● **Dataset records**:
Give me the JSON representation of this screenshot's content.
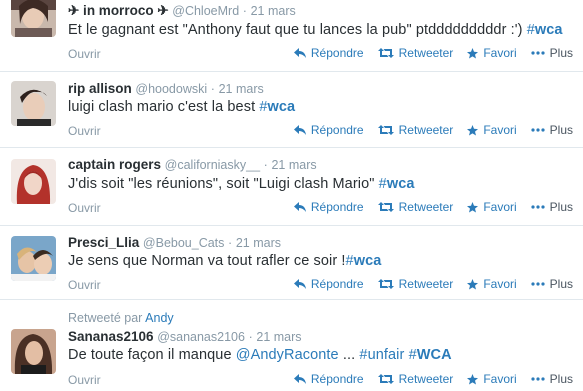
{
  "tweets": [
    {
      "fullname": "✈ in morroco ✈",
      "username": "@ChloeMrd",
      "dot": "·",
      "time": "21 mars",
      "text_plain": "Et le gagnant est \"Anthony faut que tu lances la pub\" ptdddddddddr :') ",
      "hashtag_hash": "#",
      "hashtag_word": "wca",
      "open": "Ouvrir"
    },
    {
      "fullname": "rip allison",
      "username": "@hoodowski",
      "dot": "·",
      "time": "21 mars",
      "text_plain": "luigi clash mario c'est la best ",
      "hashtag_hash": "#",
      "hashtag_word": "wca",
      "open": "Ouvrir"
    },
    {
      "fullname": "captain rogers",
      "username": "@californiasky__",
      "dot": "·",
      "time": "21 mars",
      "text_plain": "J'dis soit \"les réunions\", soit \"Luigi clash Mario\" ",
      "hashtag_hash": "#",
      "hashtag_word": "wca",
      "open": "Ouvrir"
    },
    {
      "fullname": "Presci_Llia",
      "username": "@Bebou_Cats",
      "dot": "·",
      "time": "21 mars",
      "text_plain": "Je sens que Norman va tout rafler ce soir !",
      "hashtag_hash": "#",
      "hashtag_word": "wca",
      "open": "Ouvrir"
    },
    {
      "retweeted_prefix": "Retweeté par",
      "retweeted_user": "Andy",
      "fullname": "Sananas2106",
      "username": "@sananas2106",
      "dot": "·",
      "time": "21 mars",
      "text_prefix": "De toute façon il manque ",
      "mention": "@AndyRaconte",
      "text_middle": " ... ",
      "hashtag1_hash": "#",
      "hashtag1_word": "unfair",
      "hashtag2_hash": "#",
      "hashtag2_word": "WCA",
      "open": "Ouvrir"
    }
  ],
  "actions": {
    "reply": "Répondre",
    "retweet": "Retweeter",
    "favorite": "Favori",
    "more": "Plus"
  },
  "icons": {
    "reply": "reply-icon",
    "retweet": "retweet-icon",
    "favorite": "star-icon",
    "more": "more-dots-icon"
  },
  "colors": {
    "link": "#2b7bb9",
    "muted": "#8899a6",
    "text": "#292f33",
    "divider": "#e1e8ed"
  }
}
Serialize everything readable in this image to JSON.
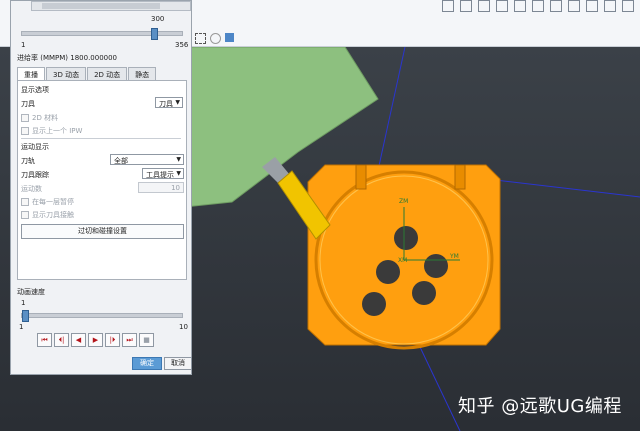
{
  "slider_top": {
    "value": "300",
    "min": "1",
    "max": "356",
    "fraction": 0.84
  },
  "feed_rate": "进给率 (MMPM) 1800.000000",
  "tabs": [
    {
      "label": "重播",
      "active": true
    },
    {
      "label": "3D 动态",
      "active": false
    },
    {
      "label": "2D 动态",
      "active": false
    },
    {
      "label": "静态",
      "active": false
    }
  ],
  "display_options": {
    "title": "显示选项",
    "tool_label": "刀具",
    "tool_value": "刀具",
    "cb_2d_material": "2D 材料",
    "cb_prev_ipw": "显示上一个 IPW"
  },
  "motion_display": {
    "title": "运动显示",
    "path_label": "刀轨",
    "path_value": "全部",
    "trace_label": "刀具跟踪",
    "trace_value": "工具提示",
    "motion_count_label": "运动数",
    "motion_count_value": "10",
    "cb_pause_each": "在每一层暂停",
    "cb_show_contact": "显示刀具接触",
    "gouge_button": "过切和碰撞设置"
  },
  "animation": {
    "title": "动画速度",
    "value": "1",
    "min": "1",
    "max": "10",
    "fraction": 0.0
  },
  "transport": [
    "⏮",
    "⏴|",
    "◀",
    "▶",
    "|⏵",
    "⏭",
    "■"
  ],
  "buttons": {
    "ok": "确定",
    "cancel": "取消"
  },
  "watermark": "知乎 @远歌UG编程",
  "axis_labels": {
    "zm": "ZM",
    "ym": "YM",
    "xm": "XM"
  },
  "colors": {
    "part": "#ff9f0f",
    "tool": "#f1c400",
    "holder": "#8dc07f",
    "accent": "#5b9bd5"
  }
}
==
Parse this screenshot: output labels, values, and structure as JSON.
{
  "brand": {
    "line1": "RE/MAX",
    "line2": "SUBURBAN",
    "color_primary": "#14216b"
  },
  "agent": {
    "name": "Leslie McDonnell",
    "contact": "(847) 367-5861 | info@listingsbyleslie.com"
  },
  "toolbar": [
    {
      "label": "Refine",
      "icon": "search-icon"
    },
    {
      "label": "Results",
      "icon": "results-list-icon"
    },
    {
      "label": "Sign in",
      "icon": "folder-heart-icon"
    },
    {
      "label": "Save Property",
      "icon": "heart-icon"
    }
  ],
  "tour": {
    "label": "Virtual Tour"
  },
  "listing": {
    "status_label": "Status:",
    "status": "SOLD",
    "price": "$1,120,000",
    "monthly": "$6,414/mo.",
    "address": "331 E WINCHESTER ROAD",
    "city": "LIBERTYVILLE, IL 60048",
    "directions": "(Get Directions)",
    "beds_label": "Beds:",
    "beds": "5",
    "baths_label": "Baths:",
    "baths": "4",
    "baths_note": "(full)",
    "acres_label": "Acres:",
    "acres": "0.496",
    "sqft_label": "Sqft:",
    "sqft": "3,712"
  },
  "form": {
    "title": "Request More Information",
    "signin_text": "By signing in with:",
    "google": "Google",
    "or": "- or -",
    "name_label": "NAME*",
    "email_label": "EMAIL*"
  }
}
==
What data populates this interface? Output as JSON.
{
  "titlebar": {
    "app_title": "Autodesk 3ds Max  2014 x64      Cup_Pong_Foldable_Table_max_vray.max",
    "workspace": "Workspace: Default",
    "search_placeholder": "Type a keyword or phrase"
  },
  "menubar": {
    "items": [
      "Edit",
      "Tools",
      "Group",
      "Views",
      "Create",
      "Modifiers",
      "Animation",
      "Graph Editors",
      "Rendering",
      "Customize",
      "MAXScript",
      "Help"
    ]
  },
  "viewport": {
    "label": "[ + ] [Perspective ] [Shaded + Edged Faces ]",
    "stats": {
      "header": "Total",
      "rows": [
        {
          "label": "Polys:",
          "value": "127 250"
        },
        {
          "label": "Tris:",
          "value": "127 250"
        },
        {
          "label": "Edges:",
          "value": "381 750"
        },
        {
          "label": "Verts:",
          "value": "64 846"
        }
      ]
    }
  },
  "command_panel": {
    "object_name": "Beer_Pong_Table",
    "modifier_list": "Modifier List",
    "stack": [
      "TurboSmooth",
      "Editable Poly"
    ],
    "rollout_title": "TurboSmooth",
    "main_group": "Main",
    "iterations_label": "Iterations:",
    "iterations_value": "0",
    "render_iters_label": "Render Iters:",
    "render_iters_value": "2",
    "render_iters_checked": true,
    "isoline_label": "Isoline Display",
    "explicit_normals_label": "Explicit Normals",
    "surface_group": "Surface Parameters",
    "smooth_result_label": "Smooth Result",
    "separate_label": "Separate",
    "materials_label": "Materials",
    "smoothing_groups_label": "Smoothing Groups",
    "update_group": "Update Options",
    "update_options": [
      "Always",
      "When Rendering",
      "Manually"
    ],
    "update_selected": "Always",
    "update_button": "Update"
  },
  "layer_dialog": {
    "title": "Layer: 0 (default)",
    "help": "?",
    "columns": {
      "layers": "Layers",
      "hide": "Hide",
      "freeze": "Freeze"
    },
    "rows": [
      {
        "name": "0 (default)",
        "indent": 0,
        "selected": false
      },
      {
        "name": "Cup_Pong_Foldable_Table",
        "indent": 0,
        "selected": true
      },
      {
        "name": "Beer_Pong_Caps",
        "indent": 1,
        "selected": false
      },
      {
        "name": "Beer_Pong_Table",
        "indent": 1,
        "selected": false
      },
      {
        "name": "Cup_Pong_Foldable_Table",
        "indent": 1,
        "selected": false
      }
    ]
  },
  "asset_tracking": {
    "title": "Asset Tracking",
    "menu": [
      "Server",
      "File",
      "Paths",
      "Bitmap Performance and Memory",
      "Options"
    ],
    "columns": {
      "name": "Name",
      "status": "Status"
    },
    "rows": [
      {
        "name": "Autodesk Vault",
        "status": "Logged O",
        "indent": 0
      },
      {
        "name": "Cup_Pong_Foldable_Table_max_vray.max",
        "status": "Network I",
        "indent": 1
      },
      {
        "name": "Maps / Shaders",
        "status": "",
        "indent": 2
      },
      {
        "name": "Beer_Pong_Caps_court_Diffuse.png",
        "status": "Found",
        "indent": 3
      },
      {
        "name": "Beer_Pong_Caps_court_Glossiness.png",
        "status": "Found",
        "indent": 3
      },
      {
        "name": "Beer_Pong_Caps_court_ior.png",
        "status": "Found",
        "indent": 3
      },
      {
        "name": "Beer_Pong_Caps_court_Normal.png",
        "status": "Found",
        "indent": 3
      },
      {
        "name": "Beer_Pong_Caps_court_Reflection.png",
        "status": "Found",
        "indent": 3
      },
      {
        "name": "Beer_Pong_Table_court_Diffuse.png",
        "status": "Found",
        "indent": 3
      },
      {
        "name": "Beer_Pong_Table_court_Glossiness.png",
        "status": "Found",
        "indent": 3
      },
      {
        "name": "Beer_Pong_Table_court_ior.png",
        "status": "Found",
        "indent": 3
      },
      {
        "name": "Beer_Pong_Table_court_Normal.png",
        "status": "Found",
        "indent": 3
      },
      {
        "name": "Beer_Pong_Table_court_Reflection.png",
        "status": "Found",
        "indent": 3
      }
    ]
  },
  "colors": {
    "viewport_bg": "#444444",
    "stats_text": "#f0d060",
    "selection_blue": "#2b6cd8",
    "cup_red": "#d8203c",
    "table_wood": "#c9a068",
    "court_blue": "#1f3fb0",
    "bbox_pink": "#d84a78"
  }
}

● **Exercise task**:
Read the entries above, then pull out the lines that include "true".

● **Problem solution**:
      "active": true
    "render_iters_checked": true,
        "selected": true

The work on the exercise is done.